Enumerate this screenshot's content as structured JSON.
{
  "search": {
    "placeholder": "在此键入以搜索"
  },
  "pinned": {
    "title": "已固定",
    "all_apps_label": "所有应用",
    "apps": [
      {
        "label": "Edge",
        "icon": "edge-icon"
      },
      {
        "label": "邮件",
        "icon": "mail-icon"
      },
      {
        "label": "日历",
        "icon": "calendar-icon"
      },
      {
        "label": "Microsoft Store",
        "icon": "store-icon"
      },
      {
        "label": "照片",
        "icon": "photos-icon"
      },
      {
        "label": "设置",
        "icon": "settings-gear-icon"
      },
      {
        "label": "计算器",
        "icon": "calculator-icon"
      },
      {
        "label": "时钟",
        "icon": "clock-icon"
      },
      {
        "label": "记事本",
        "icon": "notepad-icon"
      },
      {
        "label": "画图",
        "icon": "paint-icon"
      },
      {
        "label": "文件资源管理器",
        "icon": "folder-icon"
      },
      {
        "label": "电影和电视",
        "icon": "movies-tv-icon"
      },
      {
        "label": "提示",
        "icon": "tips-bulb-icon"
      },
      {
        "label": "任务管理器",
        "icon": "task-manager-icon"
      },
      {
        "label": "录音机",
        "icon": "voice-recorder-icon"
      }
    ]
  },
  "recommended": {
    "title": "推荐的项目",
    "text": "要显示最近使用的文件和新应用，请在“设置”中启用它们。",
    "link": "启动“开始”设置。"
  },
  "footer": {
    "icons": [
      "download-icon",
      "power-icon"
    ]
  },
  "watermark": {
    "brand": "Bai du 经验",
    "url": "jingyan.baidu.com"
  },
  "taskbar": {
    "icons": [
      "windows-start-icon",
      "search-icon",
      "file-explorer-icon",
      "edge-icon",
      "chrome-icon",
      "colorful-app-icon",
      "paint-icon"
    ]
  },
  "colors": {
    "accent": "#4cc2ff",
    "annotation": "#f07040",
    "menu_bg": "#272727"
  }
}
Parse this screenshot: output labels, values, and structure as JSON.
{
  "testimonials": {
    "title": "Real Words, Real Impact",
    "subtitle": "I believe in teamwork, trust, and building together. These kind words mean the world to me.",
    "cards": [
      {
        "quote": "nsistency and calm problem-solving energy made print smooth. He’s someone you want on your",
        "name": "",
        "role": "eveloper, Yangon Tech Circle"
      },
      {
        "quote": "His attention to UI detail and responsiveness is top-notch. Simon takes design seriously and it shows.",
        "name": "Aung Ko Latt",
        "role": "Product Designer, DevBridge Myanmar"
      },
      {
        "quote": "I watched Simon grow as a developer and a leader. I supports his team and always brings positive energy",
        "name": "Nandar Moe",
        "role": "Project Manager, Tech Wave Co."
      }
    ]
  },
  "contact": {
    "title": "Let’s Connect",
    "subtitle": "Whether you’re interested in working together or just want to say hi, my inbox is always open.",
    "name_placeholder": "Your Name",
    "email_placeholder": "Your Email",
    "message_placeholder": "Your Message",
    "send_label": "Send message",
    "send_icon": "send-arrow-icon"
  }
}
..............................
▸ **What you should do**
Return every record, word for word.

▸ **Exercise response**
Enumerate this screenshot's content as structured JSON.
{
  "search": {
    "placeholder": "在此键入以搜索"
  },
  "pinned": {
    "title": "已固定",
    "all_apps_label": "所有应用",
    "apps": [
      {
        "label": "Edge",
        "icon": "edge-icon"
      },
      {
        "label": "邮件",
        "icon": "mail-icon"
      },
      {
        "label": "日历",
        "icon": "calendar-icon"
      },
      {
        "label": "Microsoft Store",
        "icon": "store-icon"
      },
      {
        "label": "照片",
        "icon": "photos-icon"
      },
      {
        "label": "设置",
        "icon": "settings-gear-icon"
      },
      {
        "label": "计算器",
        "icon": "calculator-icon"
      },
      {
        "label": "时钟",
        "icon": "clock-icon"
      },
      {
        "label": "记事本",
        "icon": "notepad-icon"
      },
      {
        "label": "画图",
        "icon": "paint-icon"
      },
      {
        "label": "文件资源管理器",
        "icon": "folder-icon"
      },
      {
        "label": "电影和电视",
        "icon": "movies-tv-icon"
      },
      {
        "label": "提示",
        "icon": "tips-bulb-icon"
      },
      {
        "label": "任务管理器",
        "icon": "task-manager-icon"
      },
      {
        "label": "录音机",
        "icon": "voice-recorder-icon"
      }
    ]
  },
  "recommended": {
    "title": "推荐的项目",
    "text": "要显示最近使用的文件和新应用，请在“设置”中启用它们。",
    "link": "启动“开始”设置。"
  },
  "footer": {
    "icons": [
      "download-icon",
      "power-icon"
    ]
  },
  "watermark": {
    "brand": "Bai du 经验",
    "url": "jingyan.baidu.com"
  },
  "taskbar": {
    "icons": [
      "windows-start-icon",
      "search-icon",
      "file-explorer-icon",
      "edge-icon",
      "chrome-icon",
      "colorful-app-icon",
      "paint-icon"
    ]
  },
  "colors": {
    "accent": "#4cc2ff",
    "annotation": "#f07040",
    "menu_bg": "#272727"
  }
}
Parse this screenshot: output labels, values, and structure as JSON.
{
  "testimonials": {
    "title": "Real Words, Real Impact",
    "subtitle": "I believe in teamwork, trust, and building together. These kind words mean the world to me.",
    "cards": [
      {
        "quote": "nsistency and calm problem-solving energy made print smooth. He’s someone you want on your",
        "name": "",
        "role": "eveloper, Yangon Tech Circle"
      },
      {
        "quote": "His attention to UI detail and responsiveness is top-notch. Simon takes design seriously and it shows.",
        "name": "Aung Ko Latt",
        "role": "Product Designer, DevBridge Myanmar"
      },
      {
        "quote": "I watched Simon grow as a developer and a leader. I supports his team and always brings positive energy",
        "name": "Nandar Moe",
        "role": "Project Manager, Tech Wave Co."
      }
    ]
  },
  "contact": {
    "title": "Let’s Connect",
    "subtitle": "Whether you’re interested in working together or just want to say hi, my inbox is always open.",
    "name_placeholder": "Your Name",
    "email_placeholder": "Your Email",
    "message_placeholder": "Your Message",
    "send_label": "Send message",
    "send_icon": "send-arrow-icon"
  }
}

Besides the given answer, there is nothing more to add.